=== TASK MATERIAL ===
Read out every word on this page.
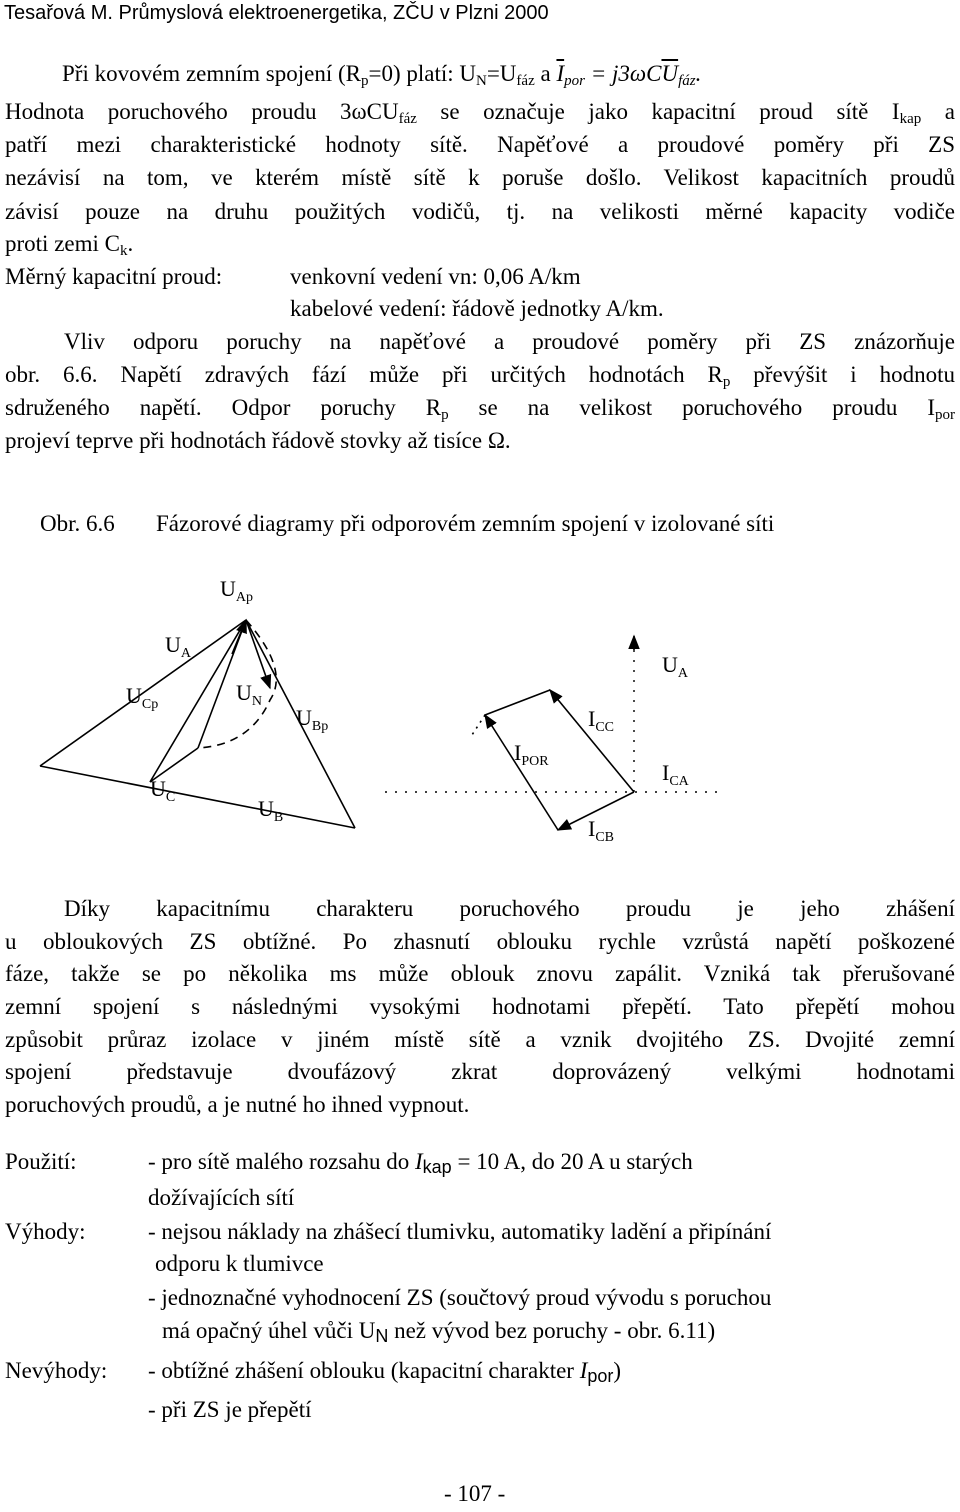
Tesařová M. Průmyslová elektroenergetika, ZČU v Plzni 2000
Při kovovém zemním spojení $(R_p=0)$ platí: $U_N=U_{fáz}$ a $\overline{I}_{por} = j3\omega C\overline{U}_{fáz}$.
Hodnota poruchového proudu 3ωCU$_{fáz}$ se označuje jako kapacitní proud sítě $I_{kap}$ a
patří mezi charakteristické hodnoty sítě. Napěťové a proudové poměry při ZS
nezávisí na tom, ve kterém místě sítě k poruše došlo. Velikost kapacitních proudů
závisí pouze na druhu použitých vodičů, tj. na velikosti měrné kapacity vodiče
proti zemi $C_k$.
Měrný kapacitní proud:	venkovní vedení vn: 0,06 A/km
kabelové vedení: řádově jednotky A/km.
Vliv odporu poruchy na napěťové a proudové poměry při ZS znázorňuje
obr. 6.6. Napětí zdravých fází může při určitých hodnotách $R_p$ převýšit i hodnotu
sdruženého napětí. Odpor poruchy $R_p$ se na velikost poruchového proudu $I_{por}$
projeví teprve při hodnotách řádově stovky až tisíce Ω.
Obr. 6.6 Fázorové diagramy při odporovém zemním spojení v izolované síti
$U_{Ap}$
$U_A$
$U_{Cp}$	$U_N$
$U_{Bp}$
$U_C$	$U_B$
$U_A$
$I_{CC}$
$I_{POR}$	$I_{CA}$
$I_{CB}$
Díky kapacitnímu charakteru poruchového proudu je jeho zhášení
u obloukových ZS obtížné. Po zhasnutí oblouku rychle vzrůstá napětí poškozené
fáze, takže se po několika ms může oblouk znovu zapálit. Vzniká tak přerušované
zemní spojení s následnými vysokými hodnotami přepětí. Tato přepětí mohou
způsobit průraz izolace v jiném místě sítě a vznik dvojitého ZS. Dvojité zemní
spojení představuje dvoufázový zkrat doprovázený velkými hodnotami
poruchových proudů, a je nutné ho ihned vypnout.
Použití:	- pro sítě malého rozsahu do $I_{kap} = 10$ A, do 20 A u starých
dožívajících sítí
Výhody:	- nejsou náklady na zhášecí tlumivku, automatiky ladění a připínání
odporu k tlumivce
- jednoznačné vyhodnocení ZS (součtový proud vývodu s poruchou
má opačný úhel vůči $U_N$ než vývod bez poruchy - obr. 6.11)
Nevýhody: - obtížné zhášení oblouku (kapacitní charakter $I_{por}$)
- při ZS je přepětí
- 107 -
===
REQUIRED TASK → Working from the listing above, pick out every line that has "poruchového" and copy it.

SOLUTION FOR THIS PROBLEM →
Hodnota poruchového proudu 3ωCU$_{fáz}$ se označuje jako kapacitní proud sítě $I_{kap}$ a
sdruženého napětí. Odpor poruchy $R_p$ se na velikost poruchového proudu $I_{por}$
Díky kapacitnímu charakteru poruchového proudu je jeho zhášení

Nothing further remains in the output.